DIRECTIVE: Make an exact copy of all the entries, but do not reproduce the pictures.

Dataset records
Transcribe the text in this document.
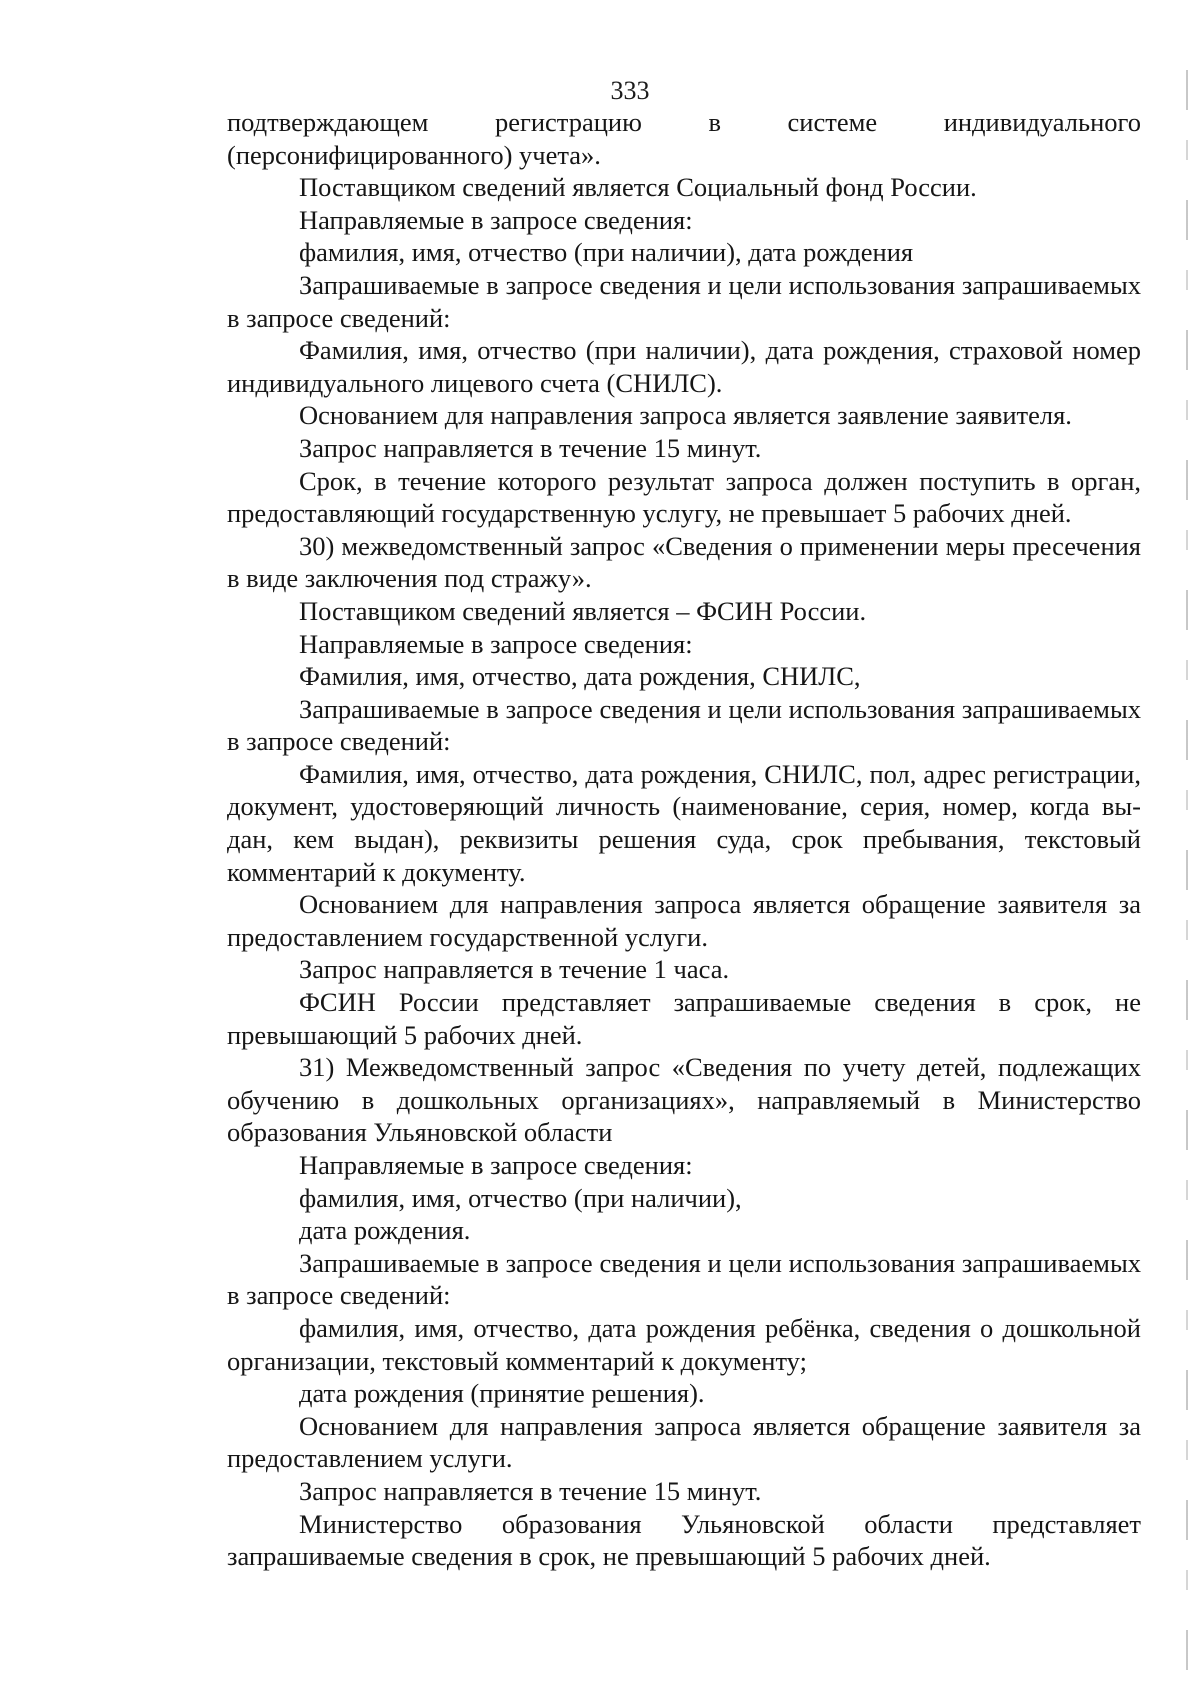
333

подтверждающем регистрацию в системе индивидуального (персонифицированного) учета».

Поставщиком сведений является Социальный фонд России.

Направляемые в запросе сведения:

фамилия, имя, отчество (при наличии), дата рождения

Запрашиваемые в запросе сведения и цели использования запрашиваемых в запросе сведений:

Фамилия, имя, отчество (при наличии), дата рождения, страховой номер индивидуального лицевого счета (СНИЛС).

Основанием для направления запроса является заявление заявителя.

Запрос направляется в течение 15 минут.

Срок, в течение которого результат запроса должен поступить в орган, предоставляющий государственную услугу, не превышает 5 рабочих дней.

30) межведомственный запрос «Сведения о применении меры пресечения в виде заключения под стражу».

Поставщиком сведений является – ФСИН России.

Направляемые в запросе сведения:

Фамилия, имя, отчество, дата рождения, СНИЛС,

Запрашиваемые в запросе сведения и цели использования запрашиваемых в запросе сведений:

Фамилия, имя, отчество, дата рождения, СНИЛС, пол, адрес регистрации, документ, удостоверяющий личность (наименование, серия, номер, когда вы-дан, кем выдан), реквизиты решения суда, срок пребывания, текстовый комментарий к документу.

Основанием для направления запроса является обращение заявителя за предоставлением государственной услуги.

Запрос направляется в течение 1 часа.

ФСИН России представляет запрашиваемые сведения в срок, не превышающий 5 рабочих дней.

31) Межведомственный запрос «Сведения по учету детей, подлежащих обучению в дошкольных организациях», направляемый в Министерство образования Ульяновской области

Направляемые в запросе сведения:

фамилия, имя, отчество (при наличии),

дата рождения.

Запрашиваемые в запросе сведения и цели использования запрашиваемых в запросе сведений:

фамилия, имя, отчество, дата рождения ребёнка, сведения о дошкольной организации, текстовый комментарий к документу;

дата рождения (принятие решения).

Основанием для направления запроса является обращение заявителя за предоставлением услуги.

Запрос направляется в течение 15 минут.

Министерство образования Ульяновской области представляет запрашиваемые сведения в срок, не превышающий 5 рабочих дней.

CORRECT ANSWER:
Transcribe the text in this document.
333

подтверждающем регистрацию в системе индивидуального (персонифицированного) учета».

Поставщиком сведений является Социальный фонд России.

Направляемые в запросе сведения:

фамилия, имя, отчество (при наличии), дата рождения

Запрашиваемые в запросе сведения и цели использования запрашиваемых в запросе сведений:

Фамилия, имя, отчество (при наличии), дата рождения, страховой номер индивидуального лицевого счета (СНИЛС).

Основанием для направления запроса является заявление заявителя.

Запрос направляется в течение 15 минут.

Срок, в течение которого результат запроса должен поступить в орган, предоставляющий государственную услугу, не превышает 5 рабочих дней.

30) межведомственный запрос «Сведения о применении меры пресечения в виде заключения под стражу».

Поставщиком сведений является – ФСИН России.

Направляемые в запросе сведения:

Фамилия, имя, отчество, дата рождения, СНИЛС,

Запрашиваемые в запросе сведения и цели использования запрашиваемых в запросе сведений:

Фамилия, имя, отчество, дата рождения, СНИЛС, пол, адрес регистрации, документ, удостоверяющий личность (наименование, серия, номер, когда вы-дан, кем выдан), реквизиты решения суда, срок пребывания, текстовый комментарий к документу.

Основанием для направления запроса является обращение заявителя за предоставлением государственной услуги.

Запрос направляется в течение 1 часа.

ФСИН России представляет запрашиваемые сведения в срок, не превышающий 5 рабочих дней.

31) Межведомственный запрос «Сведения по учету детей, подлежащих обучению в дошкольных организациях», направляемый в Министерство образования Ульяновской области

Направляемые в запросе сведения:

фамилия, имя, отчество (при наличии),

дата рождения.

Запрашиваемые в запросе сведения и цели использования запрашиваемых в запросе сведений:

фамилия, имя, отчество, дата рождения ребёнка, сведения о дошкольной организации, текстовый комментарий к документу;

дата рождения (принятие решения).

Основанием для направления запроса является обращение заявителя за предоставлением услуги.

Запрос направляется в течение 15 минут.

Министерство образования Ульяновской области представляет запрашиваемые сведения в срок, не превышающий 5 рабочих дней.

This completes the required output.